■ **GIVEN TASK**
Find and copy each line of the records where the string "وانظر" shows up.
== MATERIAL FOR THIS EXERCISE ==
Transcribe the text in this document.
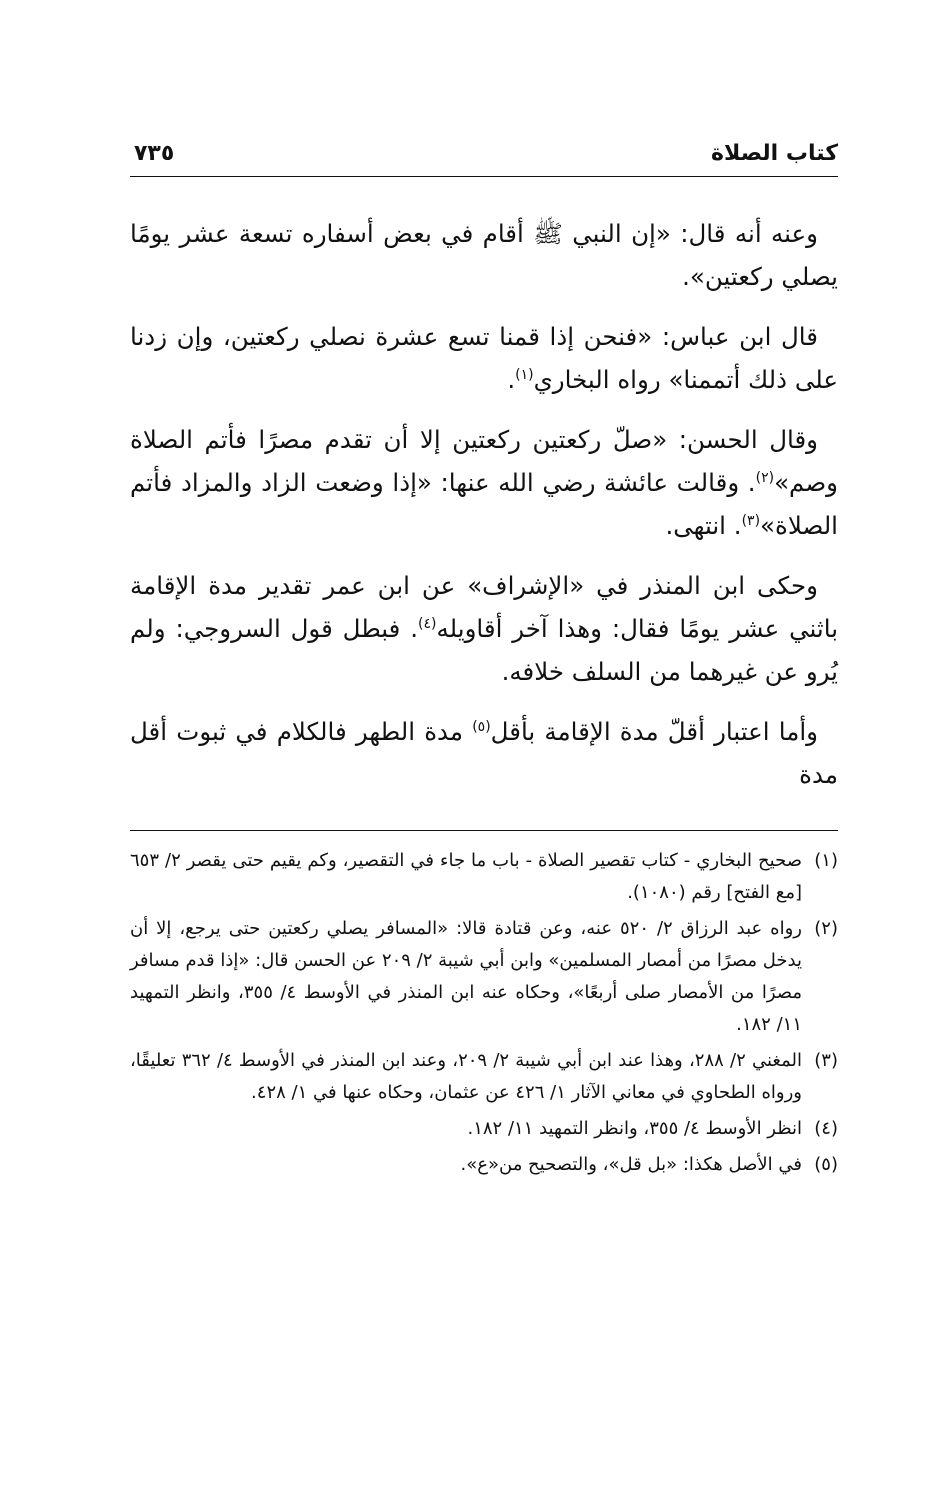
كتاب الصلاة
٧٣٥

وعنه أنه قال: «إن النبي ﷺ أقام في بعض أسفاره تسعة عشر يومًا يصلي ركعتين».

قال ابن عباس: «فنحن إذا قمنا تسع عشرة نصلي ركعتين، وإن زدنا على ذلك أتممنا» رواه البخاري$^{(١)}$.

وقال الحسن: «صلّ ركعتين ركعتين إلا أن تقدم مصرًا فأتم الصلاة وصم»$^{(٢)}$. وقالت عائشة رضي الله عنها: «إذا وضعت الزاد والمزاد فأتم الصلاة»$^{(٣)}$. انتهى.

وحكى ابن المنذر في «الإشراف» عن ابن عمر تقدير مدة الإقامة باثني عشر يومًا فقال: وهذا آخر أقاويله$^{(٤)}$. فبطل قول السروجي: ولم يُرو عن غيرهما من السلف خلافه.

وأما اعتبار أقلّ مدة الإقامة بأقل$^{(٥)}$ مدة الطهر فالكلام في ثبوت أقل مدة

(١)
صحيح البخاري - كتاب تقصير الصلاة - باب ما جاء في التقصير، وكم يقيم حتى يقصر ٢/ ٦٥٣ [مع الفتح] رقم (١٠٨٠).
(٢)
رواه عبد الرزاق ٢/ ٥٢٠ عنه، وعن قتادة قالا: «المسافر يصلي ركعتين حتى يرجع، إلا أن يدخل مصرًا من أمصار المسلمين» وابن أبي شيبة ٢/ ٢٠٩ عن الحسن قال: «إذا قدم مسافر مصرًا من الأمصار صلى أربعًا»، وحكاه عنه ابن المنذر في الأوسط ٤/ ٣٥٥، وانظر التمهيد ١١/ ١٨٢.
(٣)
المغني ٢/ ٢٨٨، وهذا عند ابن أبي شيبة ٢/ ٢٠٩، وعند ابن المنذر في الأوسط ٤/ ٣٦٢ تعليقًا، ورواه الطحاوي في معاني الآثار ١/ ٤٢٦ عن عثمان، وحكاه عنها في ١/ ٤٢٨.
(٤)
انظر الأوسط ٤/ ٣٥٥، وانظر التمهيد ١١/ ١٨٢.
(٥)
في الأصل هكذا: «بل قل»، والتصحيح من«ع».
===
■ **FULL RESPONSE**
رواه عبد الرزاق ٢/ ٥٢٠ عنه، وعن قتادة قالا: «المسافر يصلي ركعتين حتى يرجع، إلا أن يدخل مصرًا من أمصار المسلمين» وابن أبي شيبة ٢/ ٢٠٩ عن الحسن قال: «إذا قدم مسافر مصرًا من الأمصار صلى أربعًا»، وحكاه عنه ابن المنذر في الأوسط ٤/ ٣٥٥، وانظر التمهيد ١١/ ١٨٢.
انظر الأوسط ٤/ ٣٥٥، وانظر التمهيد ١١/ ١٨٢.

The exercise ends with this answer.